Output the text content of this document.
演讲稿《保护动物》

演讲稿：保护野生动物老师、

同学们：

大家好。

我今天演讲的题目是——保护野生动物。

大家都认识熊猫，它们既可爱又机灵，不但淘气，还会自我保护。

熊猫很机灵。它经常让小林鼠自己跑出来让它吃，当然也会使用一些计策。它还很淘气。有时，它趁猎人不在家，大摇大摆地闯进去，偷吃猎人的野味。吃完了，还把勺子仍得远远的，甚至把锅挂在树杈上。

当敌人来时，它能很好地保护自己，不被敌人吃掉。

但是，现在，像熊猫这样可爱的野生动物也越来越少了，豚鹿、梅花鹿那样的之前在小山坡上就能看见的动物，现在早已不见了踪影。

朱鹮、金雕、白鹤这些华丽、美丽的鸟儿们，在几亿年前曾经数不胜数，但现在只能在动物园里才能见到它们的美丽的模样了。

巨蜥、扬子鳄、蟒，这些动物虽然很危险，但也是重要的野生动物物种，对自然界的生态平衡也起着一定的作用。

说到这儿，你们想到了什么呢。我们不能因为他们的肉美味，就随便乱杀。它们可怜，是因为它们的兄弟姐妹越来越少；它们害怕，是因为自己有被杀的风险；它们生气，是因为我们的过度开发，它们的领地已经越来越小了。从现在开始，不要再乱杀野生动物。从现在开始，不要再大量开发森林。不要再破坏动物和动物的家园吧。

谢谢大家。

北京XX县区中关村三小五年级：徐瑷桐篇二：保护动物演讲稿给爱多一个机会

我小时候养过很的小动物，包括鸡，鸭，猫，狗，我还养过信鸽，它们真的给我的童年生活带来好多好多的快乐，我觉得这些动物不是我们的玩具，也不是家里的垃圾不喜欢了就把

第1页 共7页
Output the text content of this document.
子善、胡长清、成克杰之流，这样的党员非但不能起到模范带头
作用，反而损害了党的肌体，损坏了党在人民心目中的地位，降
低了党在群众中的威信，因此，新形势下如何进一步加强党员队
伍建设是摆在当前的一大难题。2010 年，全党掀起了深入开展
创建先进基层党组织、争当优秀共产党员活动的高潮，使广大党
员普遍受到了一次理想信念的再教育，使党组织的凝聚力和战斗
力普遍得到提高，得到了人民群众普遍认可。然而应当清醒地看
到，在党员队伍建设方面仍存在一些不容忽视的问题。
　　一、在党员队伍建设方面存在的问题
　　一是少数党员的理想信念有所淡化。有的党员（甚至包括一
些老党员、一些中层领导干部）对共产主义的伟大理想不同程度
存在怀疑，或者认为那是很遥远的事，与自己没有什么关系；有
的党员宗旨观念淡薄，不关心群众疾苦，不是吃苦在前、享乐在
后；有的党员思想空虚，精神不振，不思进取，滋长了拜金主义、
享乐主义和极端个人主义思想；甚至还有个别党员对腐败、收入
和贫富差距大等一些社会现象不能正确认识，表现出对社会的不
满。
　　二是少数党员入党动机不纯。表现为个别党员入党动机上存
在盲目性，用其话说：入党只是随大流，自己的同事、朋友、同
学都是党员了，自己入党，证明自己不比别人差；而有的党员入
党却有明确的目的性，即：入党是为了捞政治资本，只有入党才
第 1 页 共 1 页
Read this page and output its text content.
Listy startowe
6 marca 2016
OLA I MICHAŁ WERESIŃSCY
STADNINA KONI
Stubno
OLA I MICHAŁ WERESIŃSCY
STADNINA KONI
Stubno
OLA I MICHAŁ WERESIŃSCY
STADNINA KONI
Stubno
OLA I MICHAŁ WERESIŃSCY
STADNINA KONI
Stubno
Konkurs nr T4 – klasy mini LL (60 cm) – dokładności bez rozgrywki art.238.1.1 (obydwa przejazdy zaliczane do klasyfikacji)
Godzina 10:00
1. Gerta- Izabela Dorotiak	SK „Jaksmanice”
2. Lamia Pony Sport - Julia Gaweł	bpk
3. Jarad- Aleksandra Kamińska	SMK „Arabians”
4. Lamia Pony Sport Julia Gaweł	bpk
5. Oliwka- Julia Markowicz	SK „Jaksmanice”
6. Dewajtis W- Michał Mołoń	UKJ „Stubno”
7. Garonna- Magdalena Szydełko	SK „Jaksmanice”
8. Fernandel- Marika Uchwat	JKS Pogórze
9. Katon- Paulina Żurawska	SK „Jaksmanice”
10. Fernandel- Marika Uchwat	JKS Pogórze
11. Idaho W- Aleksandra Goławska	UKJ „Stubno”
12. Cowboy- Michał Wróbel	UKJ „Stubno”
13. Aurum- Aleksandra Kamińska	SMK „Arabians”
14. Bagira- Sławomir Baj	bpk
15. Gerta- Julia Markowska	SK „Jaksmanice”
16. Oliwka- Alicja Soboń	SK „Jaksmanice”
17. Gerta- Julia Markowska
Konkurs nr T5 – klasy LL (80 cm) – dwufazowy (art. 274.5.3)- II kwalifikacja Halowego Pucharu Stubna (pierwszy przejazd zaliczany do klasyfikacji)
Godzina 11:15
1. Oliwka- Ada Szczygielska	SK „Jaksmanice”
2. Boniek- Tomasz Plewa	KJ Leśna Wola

**OBJECTIVE**. Write the data from above out again, exactly.

**SOLUTION TO THE EXERCISE**.
Output the text content of this document.
演讲稿《保护动物》

演讲稿：保护野生动物老师、

同学们：

大家好。

我今天演讲的题目是——保护野生动物。

大家都认识熊猫，它们既可爱又机灵，不但淘气，还会自我保护。

熊猫很机灵。它经常让小林鼠自己跑出来让它吃，当然也会使用一些计策。它还很淘气。有时，它趁猎人不在家，大摇大摆地闯进去，偷吃猎人的野味。吃完了，还把勺子仍得远远的，甚至把锅挂在树杈上。

当敌人来时，它能很好地保护自己，不被敌人吃掉。

但是，现在，像熊猫这样可爱的野生动物也越来越少了，豚鹿、梅花鹿那样的之前在小山坡上就能看见的动物，现在早已不见了踪影。

朱鹮、金雕、白鹤这些华丽、美丽的鸟儿们，在几亿年前曾经数不胜数，但现在只能在动物园里才能见到它们的美丽的模样了。

巨蜥、扬子鳄、蟒，这些动物虽然很危险，但也是重要的野生动物物种，对自然界的生态平衡也起着一定的作用。

说到这儿，你们想到了什么呢。我们不能因为他们的肉美味，就随便乱杀。它们可怜，是因为它们的兄弟姐妹越来越少；它们害怕，是因为自己有被杀的风险；它们生气，是因为我们的过度开发，它们的领地已经越来越小了。从现在开始，不要再乱杀野生动物。从现在开始，不要再大量开发森林。不要再破坏动物和动物的家园吧。

谢谢大家。

北京XX县区中关村三小五年级：徐瑷桐篇二：保护动物演讲稿给爱多一个机会

我小时候养过很的小动物，包括鸡，鸭，猫，狗，我还养过信鸽，它们真的给我的童年生活带来好多好多的快乐，我觉得这些动物不是我们的玩具，也不是家里的垃圾不喜欢了就把

第1页 共7页
Output the text content of this document.
子善、胡长清、成克杰之流，这样的党员非但不能起到模范带头
作用，反而损害了党的肌体，损坏了党在人民心目中的地位，降
低了党在群众中的威信，因此，新形势下如何进一步加强党员队
伍建设是摆在当前的一大难题。2010 年，全党掀起了深入开展
创建先进基层党组织、争当优秀共产党员活动的高潮，使广大党
员普遍受到了一次理想信念的再教育，使党组织的凝聚力和战斗
力普遍得到提高，得到了人民群众普遍认可。然而应当清醒地看
到，在党员队伍建设方面仍存在一些不容忽视的问题。
　　一、在党员队伍建设方面存在的问题
　　一是少数党员的理想信念有所淡化。有的党员（甚至包括一
些老党员、一些中层领导干部）对共产主义的伟大理想不同程度
存在怀疑，或者认为那是很遥远的事，与自己没有什么关系；有
的党员宗旨观念淡薄，不关心群众疾苦，不是吃苦在前、享乐在
后；有的党员思想空虚，精神不振，不思进取，滋长了拜金主义、
享乐主义和极端个人主义思想；甚至还有个别党员对腐败、收入
和贫富差距大等一些社会现象不能正确认识，表现出对社会的不
满。
　　二是少数党员入党动机不纯。表现为个别党员入党动机上存
在盲目性，用其话说：入党只是随大流，自己的同事、朋友、同
学都是党员了，自己入党，证明自己不比别人差；而有的党员入
党却有明确的目的性，即：入党是为了捞政治资本，只有入党才
第 1 页 共 1 页
Read this page and output its text content.
Listy startowe
6 marca 2016
OLA I MICHAŁ WERESIŃSCY
STADNINA KONI
Stubno
OLA I MICHAŁ WERESIŃSCY
STADNINA KONI
Stubno
OLA I MICHAŁ WERESIŃSCY
STADNINA KONI
Stubno
OLA I MICHAŁ WERESIŃSCY
STADNINA KONI
Stubno
Konkurs nr T4 – klasy mini LL (60 cm) – dokładności bez rozgrywki art.238.1.1 (obydwa przejazdy zaliczane do klasyfikacji)
Godzina 10:00
1. Gerta- Izabela Dorotiak	SK „Jaksmanice”
2. Lamia Pony Sport - Julia Gaweł	bpk
3. Jarad- Aleksandra Kamińska	SMK „Arabians”
4. Lamia Pony Sport Julia Gaweł	bpk
5. Oliwka- Julia Markowicz	SK „Jaksmanice”
6. Dewajtis W- Michał Mołoń	UKJ „Stubno”
7. Garonna- Magdalena Szydełko	SK „Jaksmanice”
8. Fernandel- Marika Uchwat	JKS Pogórze
9. Katon- Paulina Żurawska	SK „Jaksmanice”
10. Fernandel- Marika Uchwat	JKS Pogórze
11. Idaho W- Aleksandra Goławska	UKJ „Stubno”
12. Cowboy- Michał Wróbel	UKJ „Stubno”
13. Aurum- Aleksandra Kamińska	SMK „Arabians”
14. Bagira- Sławomir Baj	bpk
15. Gerta- Julia Markowska	SK „Jaksmanice”
16. Oliwka- Alicja Soboń	SK „Jaksmanice”
17. Gerta- Julia Markowska
Konkurs nr T5 – klasy LL (80 cm) – dwufazowy (art. 274.5.3)- II kwalifikacja Halowego Pucharu Stubna (pierwszy przejazd zaliczany do klasyfikacji)
Godzina 11:15
1. Oliwka- Ada Szczygielska	SK „Jaksmanice”
2. Boniek- Tomasz Plewa	KJ Leśna Wola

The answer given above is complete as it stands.